> Written task
Copy each line in the data that includes the word "title".

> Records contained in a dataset

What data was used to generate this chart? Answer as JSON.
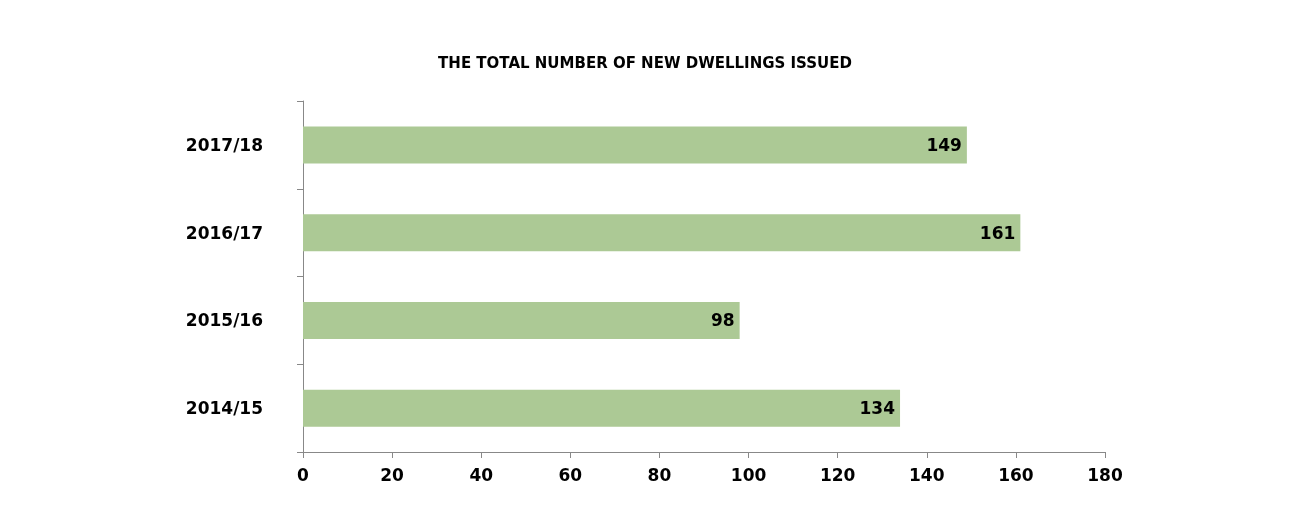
{
  "chart_data": {
    "type": "bar",
    "orientation": "horizontal",
    "title": "THE TOTAL NUMBER OF NEW DWELLINGS ISSUED",
    "categories": [
      "2017/18",
      "2016/17",
      "2015/16",
      "2014/15"
    ],
    "values": [
      149,
      161,
      98,
      134
    ],
    "color": "#acc995",
    "xlim": [
      0,
      180
    ],
    "xticks": [
      0,
      20,
      40,
      60,
      80,
      100,
      120,
      140,
      160,
      180
    ],
    "grid": false,
    "data_labels": true
  }
}
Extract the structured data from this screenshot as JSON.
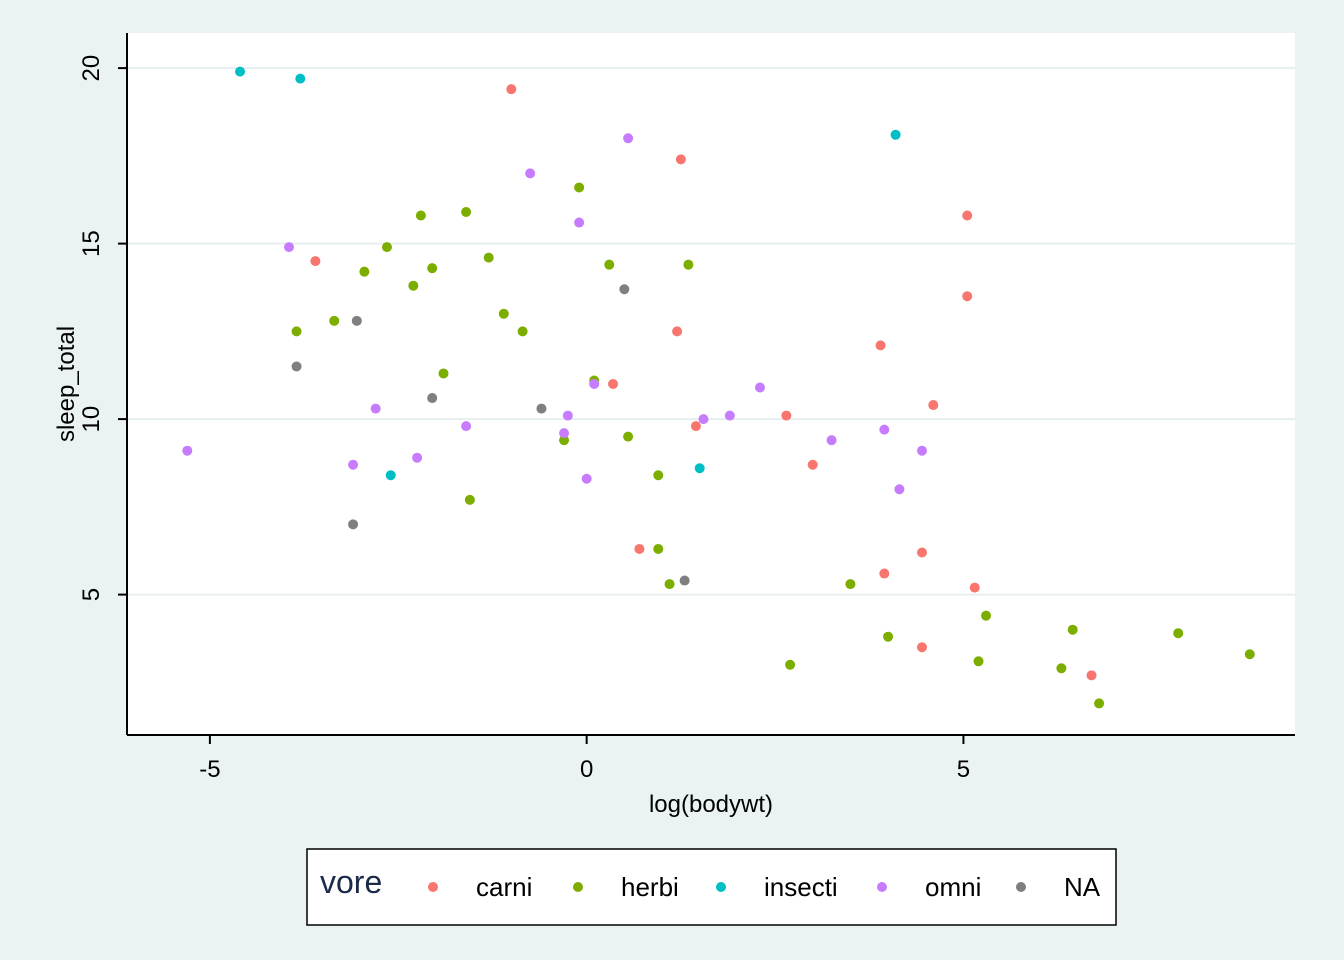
{
  "chart_data": {
    "type": "scatter",
    "xlabel": "log(bodywt)",
    "ylabel": "sleep_total",
    "xlim": [
      -6.1,
      9.4
    ],
    "ylim": [
      1.0,
      21.0
    ],
    "x_ticks": [
      -5,
      0,
      5
    ],
    "x_tick_labels": [
      "-5",
      "0",
      "5"
    ],
    "y_ticks": [
      5,
      10,
      15,
      20
    ],
    "y_tick_labels": [
      "5",
      "10",
      "15",
      "20"
    ],
    "grid": "horizontal",
    "legend": {
      "title": "vore",
      "placement": "bottom"
    },
    "colors": {
      "plot_background": "#ffffff",
      "page_background": "#eaf2f3",
      "gridline": "#e6eef0",
      "carni": "#f8766d",
      "herbi": "#7cae00",
      "insecti": "#00bfc4",
      "omni": "#c77cff",
      "NA": "#7f7f7f"
    },
    "series": [
      {
        "name": "carni",
        "points": [
          [
            -1.0,
            19.4
          ],
          [
            1.25,
            17.4
          ],
          [
            5.05,
            15.8
          ],
          [
            -3.6,
            14.5
          ],
          [
            5.05,
            13.5
          ],
          [
            1.2,
            12.5
          ],
          [
            3.9,
            12.1
          ],
          [
            0.35,
            11.0
          ],
          [
            4.6,
            10.4
          ],
          [
            2.65,
            10.1
          ],
          [
            1.45,
            9.8
          ],
          [
            3.0,
            8.7
          ],
          [
            0.7,
            6.3
          ],
          [
            4.45,
            6.2
          ],
          [
            3.95,
            5.6
          ],
          [
            5.15,
            5.2
          ],
          [
            4.45,
            3.5
          ],
          [
            6.7,
            2.7
          ]
        ]
      },
      {
        "name": "herbi",
        "points": [
          [
            -0.1,
            16.6
          ],
          [
            -1.6,
            15.9
          ],
          [
            -2.2,
            15.8
          ],
          [
            -2.65,
            14.9
          ],
          [
            -1.3,
            14.6
          ],
          [
            0.3,
            14.4
          ],
          [
            1.35,
            14.4
          ],
          [
            -2.05,
            14.3
          ],
          [
            -2.95,
            14.2
          ],
          [
            -2.3,
            13.8
          ],
          [
            -1.1,
            13.0
          ],
          [
            -3.35,
            12.8
          ],
          [
            -3.85,
            12.5
          ],
          [
            -0.85,
            12.5
          ],
          [
            -1.9,
            11.3
          ],
          [
            0.1,
            11.1
          ],
          [
            0.55,
            9.5
          ],
          [
            -0.3,
            9.4
          ],
          [
            0.95,
            8.4
          ],
          [
            -1.55,
            7.7
          ],
          [
            0.95,
            6.3
          ],
          [
            1.1,
            5.3
          ],
          [
            3.5,
            5.3
          ],
          [
            5.3,
            4.4
          ],
          [
            6.45,
            4.0
          ],
          [
            7.85,
            3.9
          ],
          [
            4.0,
            3.8
          ],
          [
            8.8,
            3.3
          ],
          [
            5.2,
            3.1
          ],
          [
            2.7,
            3.0
          ],
          [
            6.3,
            2.9
          ],
          [
            6.8,
            1.9
          ]
        ]
      },
      {
        "name": "insecti",
        "points": [
          [
            -4.6,
            19.9
          ],
          [
            -3.8,
            19.7
          ],
          [
            4.1,
            18.1
          ],
          [
            -2.6,
            8.4
          ],
          [
            1.5,
            8.6
          ]
        ]
      },
      {
        "name": "omni",
        "points": [
          [
            0.55,
            18.0
          ],
          [
            -0.75,
            17.0
          ],
          [
            -0.1,
            15.6
          ],
          [
            -3.95,
            14.9
          ],
          [
            0.1,
            11.0
          ],
          [
            2.3,
            10.9
          ],
          [
            -2.8,
            10.3
          ],
          [
            -0.25,
            10.1
          ],
          [
            1.9,
            10.1
          ],
          [
            1.55,
            10.0
          ],
          [
            -1.6,
            9.8
          ],
          [
            3.95,
            9.7
          ],
          [
            -0.3,
            9.6
          ],
          [
            3.25,
            9.4
          ],
          [
            -5.3,
            9.1
          ],
          [
            4.45,
            9.1
          ],
          [
            -2.25,
            8.9
          ],
          [
            -3.1,
            8.7
          ],
          [
            0.0,
            8.3
          ],
          [
            4.15,
            8.0
          ]
        ]
      },
      {
        "name": "NA",
        "points": [
          [
            0.5,
            13.7
          ],
          [
            -3.05,
            12.8
          ],
          [
            -3.85,
            11.5
          ],
          [
            -2.05,
            10.6
          ],
          [
            -0.6,
            10.3
          ],
          [
            -3.1,
            7.0
          ],
          [
            1.3,
            5.4
          ]
        ]
      }
    ]
  }
}
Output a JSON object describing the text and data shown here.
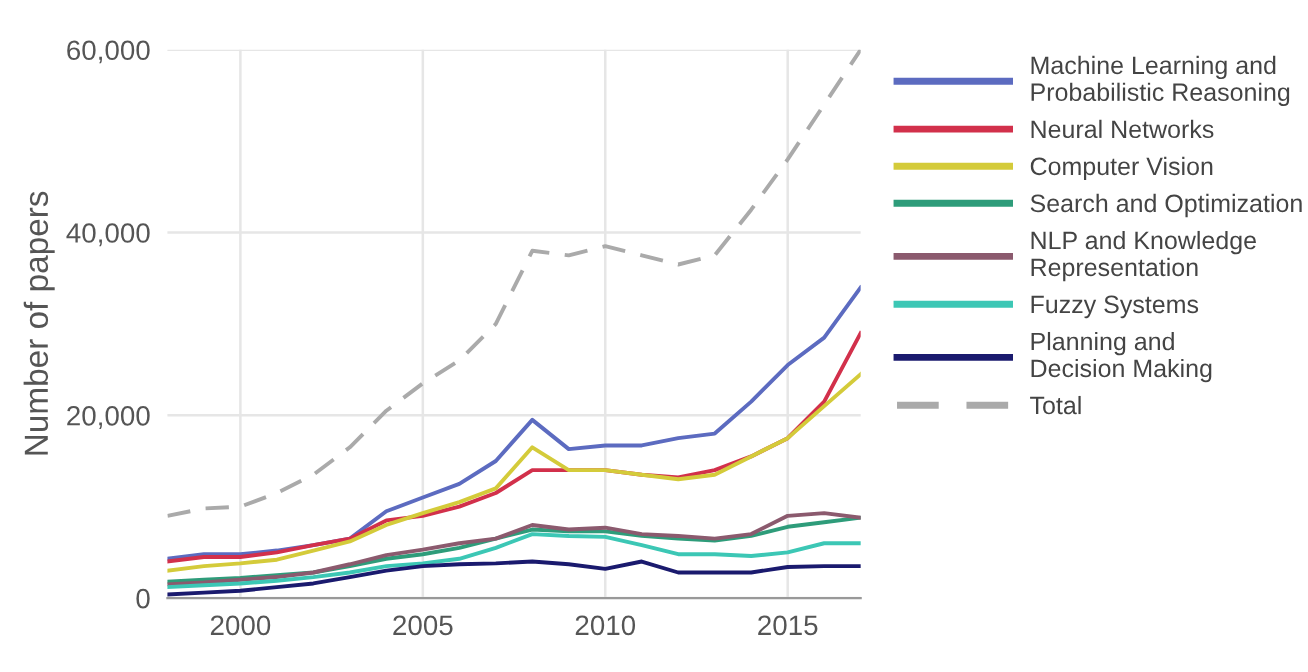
{
  "chart_data": {
    "type": "line",
    "ylabel": "Number of papers",
    "x": [
      1998,
      1999,
      2000,
      2001,
      2002,
      2003,
      2004,
      2005,
      2006,
      2007,
      2008,
      2009,
      2010,
      2011,
      2012,
      2013,
      2014,
      2015,
      2016,
      2017
    ],
    "xlim": [
      1998,
      2017
    ],
    "xticks": [
      2000,
      2005,
      2010,
      2015
    ],
    "ylim": [
      0,
      60000
    ],
    "yticks": [
      {
        "value": 0,
        "label": "0"
      },
      {
        "value": 20000,
        "label": "20,000"
      },
      {
        "value": 40000,
        "label": "40,000"
      },
      {
        "value": 60000,
        "label": "60,000"
      }
    ],
    "grid": true,
    "legend": "right",
    "marker": "none",
    "series": [
      {
        "name": "Machine Learning and Probabilistic Reasoning",
        "color": "#5c6bc0",
        "values": [
          4300,
          4800,
          4800,
          5200,
          5800,
          6500,
          9500,
          11000,
          12500,
          15000,
          19500,
          16300,
          16700,
          16700,
          17500,
          18000,
          21500,
          25500,
          28500,
          34000
        ]
      },
      {
        "name": "Neural Networks",
        "color": "#d2304b",
        "values": [
          4000,
          4500,
          4500,
          5000,
          5800,
          6500,
          8500,
          9000,
          10000,
          11500,
          14000,
          14000,
          14000,
          13500,
          13200,
          14000,
          15500,
          17500,
          21500,
          29000
        ]
      },
      {
        "name": "Computer Vision",
        "color": "#d4cb3a",
        "values": [
          3000,
          3500,
          3800,
          4200,
          5200,
          6200,
          8000,
          9300,
          10500,
          12000,
          16500,
          14000,
          14000,
          13500,
          13000,
          13500,
          15500,
          17500,
          21000,
          24500
        ]
      },
      {
        "name": "Search and Optimization",
        "color": "#2e9c7a",
        "values": [
          1800,
          2000,
          2200,
          2500,
          2800,
          3500,
          4300,
          4800,
          5500,
          6500,
          7500,
          7300,
          7300,
          6800,
          6500,
          6300,
          6800,
          7800,
          8300,
          8800
        ]
      },
      {
        "name": "NLP and Knowledge Representation",
        "color": "#8b5a6e",
        "values": [
          1500,
          1700,
          2000,
          2300,
          2800,
          3700,
          4700,
          5300,
          6000,
          6500,
          8000,
          7500,
          7700,
          7000,
          6800,
          6500,
          7000,
          9000,
          9300,
          8800
        ]
      },
      {
        "name": "Fuzzy Systems",
        "color": "#3cc7b5",
        "values": [
          1200,
          1400,
          1600,
          1900,
          2300,
          2800,
          3500,
          3800,
          4300,
          5500,
          7000,
          6800,
          6700,
          5800,
          4800,
          4800,
          4600,
          5000,
          6000,
          6000
        ]
      },
      {
        "name": "Planning and Decision Making",
        "color": "#1a1a6e",
        "values": [
          400,
          600,
          800,
          1200,
          1600,
          2300,
          3000,
          3500,
          3700,
          3800,
          4000,
          3700,
          3200,
          4000,
          2800,
          2800,
          2800,
          3400,
          3500,
          3500
        ]
      },
      {
        "name": "Total",
        "color": "#aaaaaa",
        "line_style": "dashed",
        "values": [
          9000,
          9800,
          10000,
          11500,
          13500,
          16500,
          20500,
          23500,
          26000,
          30000,
          38000,
          37500,
          38500,
          37500,
          36500,
          37500,
          42500,
          48000,
          54000,
          60000
        ]
      }
    ]
  }
}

> Finished answer
    "title": "THE TOTAL NUMBER OF NEW DWELLINGS ISSUED",
      "title": "vore",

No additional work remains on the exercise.